— DATA PROVIDED —
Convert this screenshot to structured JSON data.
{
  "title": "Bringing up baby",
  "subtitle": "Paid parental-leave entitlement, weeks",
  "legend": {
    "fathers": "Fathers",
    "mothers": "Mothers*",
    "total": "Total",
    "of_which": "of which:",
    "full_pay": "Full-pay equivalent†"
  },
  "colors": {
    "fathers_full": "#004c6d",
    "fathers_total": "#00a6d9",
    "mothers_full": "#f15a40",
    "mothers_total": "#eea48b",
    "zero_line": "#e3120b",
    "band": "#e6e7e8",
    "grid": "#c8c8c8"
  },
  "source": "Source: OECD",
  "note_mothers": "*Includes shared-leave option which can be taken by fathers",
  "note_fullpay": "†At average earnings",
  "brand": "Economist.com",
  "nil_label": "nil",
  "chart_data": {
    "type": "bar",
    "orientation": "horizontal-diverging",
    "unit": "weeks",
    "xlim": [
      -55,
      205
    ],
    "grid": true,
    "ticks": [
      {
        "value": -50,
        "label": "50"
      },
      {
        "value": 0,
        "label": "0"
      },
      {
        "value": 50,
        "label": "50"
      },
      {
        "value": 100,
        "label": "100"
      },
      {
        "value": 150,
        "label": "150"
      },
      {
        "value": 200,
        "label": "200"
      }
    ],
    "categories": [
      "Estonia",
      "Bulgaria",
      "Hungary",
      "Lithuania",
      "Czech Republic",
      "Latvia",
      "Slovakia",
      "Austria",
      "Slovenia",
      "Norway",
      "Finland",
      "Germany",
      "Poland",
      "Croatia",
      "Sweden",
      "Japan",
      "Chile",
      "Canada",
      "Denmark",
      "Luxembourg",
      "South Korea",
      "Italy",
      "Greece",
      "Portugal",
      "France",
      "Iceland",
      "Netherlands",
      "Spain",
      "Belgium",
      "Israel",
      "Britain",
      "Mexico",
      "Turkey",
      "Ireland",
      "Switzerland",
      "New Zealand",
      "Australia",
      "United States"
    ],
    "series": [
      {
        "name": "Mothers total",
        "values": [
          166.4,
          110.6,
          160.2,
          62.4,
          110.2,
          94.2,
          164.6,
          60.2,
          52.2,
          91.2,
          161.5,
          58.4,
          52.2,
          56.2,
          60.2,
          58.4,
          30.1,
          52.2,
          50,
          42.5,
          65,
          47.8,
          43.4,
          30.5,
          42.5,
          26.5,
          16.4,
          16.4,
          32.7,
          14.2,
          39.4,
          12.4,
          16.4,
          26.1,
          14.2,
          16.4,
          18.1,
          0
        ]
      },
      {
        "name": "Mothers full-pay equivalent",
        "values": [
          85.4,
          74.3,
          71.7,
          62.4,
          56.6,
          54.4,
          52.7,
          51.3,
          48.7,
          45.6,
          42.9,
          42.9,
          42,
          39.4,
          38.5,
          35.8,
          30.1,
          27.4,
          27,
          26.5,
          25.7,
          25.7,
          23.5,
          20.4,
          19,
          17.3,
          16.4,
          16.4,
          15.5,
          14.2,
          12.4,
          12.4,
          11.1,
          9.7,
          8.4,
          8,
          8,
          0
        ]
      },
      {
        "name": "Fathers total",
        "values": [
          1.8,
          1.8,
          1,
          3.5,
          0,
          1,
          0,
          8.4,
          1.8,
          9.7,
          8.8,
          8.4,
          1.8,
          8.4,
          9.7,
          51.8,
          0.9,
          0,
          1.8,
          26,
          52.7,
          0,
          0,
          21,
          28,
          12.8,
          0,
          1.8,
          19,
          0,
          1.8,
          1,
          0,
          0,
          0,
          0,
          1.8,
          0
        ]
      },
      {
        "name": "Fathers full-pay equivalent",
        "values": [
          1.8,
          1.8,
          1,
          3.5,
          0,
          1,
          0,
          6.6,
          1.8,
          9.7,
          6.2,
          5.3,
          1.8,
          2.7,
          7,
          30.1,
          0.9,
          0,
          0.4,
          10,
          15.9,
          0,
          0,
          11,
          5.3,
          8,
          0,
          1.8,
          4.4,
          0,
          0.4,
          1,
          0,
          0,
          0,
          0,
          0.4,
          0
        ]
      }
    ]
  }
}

— WHAT IS NEEDED —
Would you write down every record again, exactly?

— RESPONSE TO THIS TASK —
Convert this screenshot to structured JSON data.
{
  "title": "Bringing up baby",
  "subtitle": "Paid parental-leave entitlement, weeks",
  "legend": {
    "fathers": "Fathers",
    "mothers": "Mothers*",
    "total": "Total",
    "of_which": "of which:",
    "full_pay": "Full-pay equivalent†"
  },
  "colors": {
    "fathers_full": "#004c6d",
    "fathers_total": "#00a6d9",
    "mothers_full": "#f15a40",
    "mothers_total": "#eea48b",
    "zero_line": "#e3120b",
    "band": "#e6e7e8",
    "grid": "#c8c8c8"
  },
  "source": "Source: OECD",
  "note_mothers": "*Includes shared-leave option which can be taken by fathers",
  "note_fullpay": "†At average earnings",
  "brand": "Economist.com",
  "nil_label": "nil",
  "chart_data": {
    "type": "bar",
    "orientation": "horizontal-diverging",
    "unit": "weeks",
    "xlim": [
      -55,
      205
    ],
    "grid": true,
    "ticks": [
      {
        "value": -50,
        "label": "50"
      },
      {
        "value": 0,
        "label": "0"
      },
      {
        "value": 50,
        "label": "50"
      },
      {
        "value": 100,
        "label": "100"
      },
      {
        "value": 150,
        "label": "150"
      },
      {
        "value": 200,
        "label": "200"
      }
    ],
    "categories": [
      "Estonia",
      "Bulgaria",
      "Hungary",
      "Lithuania",
      "Czech Republic",
      "Latvia",
      "Slovakia",
      "Austria",
      "Slovenia",
      "Norway",
      "Finland",
      "Germany",
      "Poland",
      "Croatia",
      "Sweden",
      "Japan",
      "Chile",
      "Canada",
      "Denmark",
      "Luxembourg",
      "South Korea",
      "Italy",
      "Greece",
      "Portugal",
      "France",
      "Iceland",
      "Netherlands",
      "Spain",
      "Belgium",
      "Israel",
      "Britain",
      "Mexico",
      "Turkey",
      "Ireland",
      "Switzerland",
      "New Zealand",
      "Australia",
      "United States"
    ],
    "series": [
      {
        "name": "Mothers total",
        "values": [
          166.4,
          110.6,
          160.2,
          62.4,
          110.2,
          94.2,
          164.6,
          60.2,
          52.2,
          91.2,
          161.5,
          58.4,
          52.2,
          56.2,
          60.2,
          58.4,
          30.1,
          52.2,
          50,
          42.5,
          65,
          47.8,
          43.4,
          30.5,
          42.5,
          26.5,
          16.4,
          16.4,
          32.7,
          14.2,
          39.4,
          12.4,
          16.4,
          26.1,
          14.2,
          16.4,
          18.1,
          0
        ]
      },
      {
        "name": "Mothers full-pay equivalent",
        "values": [
          85.4,
          74.3,
          71.7,
          62.4,
          56.6,
          54.4,
          52.7,
          51.3,
          48.7,
          45.6,
          42.9,
          42.9,
          42,
          39.4,
          38.5,
          35.8,
          30.1,
          27.4,
          27,
          26.5,
          25.7,
          25.7,
          23.5,
          20.4,
          19,
          17.3,
          16.4,
          16.4,
          15.5,
          14.2,
          12.4,
          12.4,
          11.1,
          9.7,
          8.4,
          8,
          8,
          0
        ]
      },
      {
        "name": "Fathers total",
        "values": [
          1.8,
          1.8,
          1,
          3.5,
          0,
          1,
          0,
          8.4,
          1.8,
          9.7,
          8.8,
          8.4,
          1.8,
          8.4,
          9.7,
          51.8,
          0.9,
          0,
          1.8,
          26,
          52.7,
          0,
          0,
          21,
          28,
          12.8,
          0,
          1.8,
          19,
          0,
          1.8,
          1,
          0,
          0,
          0,
          0,
          1.8,
          0
        ]
      },
      {
        "name": "Fathers full-pay equivalent",
        "values": [
          1.8,
          1.8,
          1,
          3.5,
          0,
          1,
          0,
          6.6,
          1.8,
          9.7,
          6.2,
          5.3,
          1.8,
          2.7,
          7,
          30.1,
          0.9,
          0,
          0.4,
          10,
          15.9,
          0,
          0,
          11,
          5.3,
          8,
          0,
          1.8,
          4.4,
          0,
          0.4,
          1,
          0,
          0,
          0,
          0,
          0.4,
          0
        ]
      }
    ]
  }
}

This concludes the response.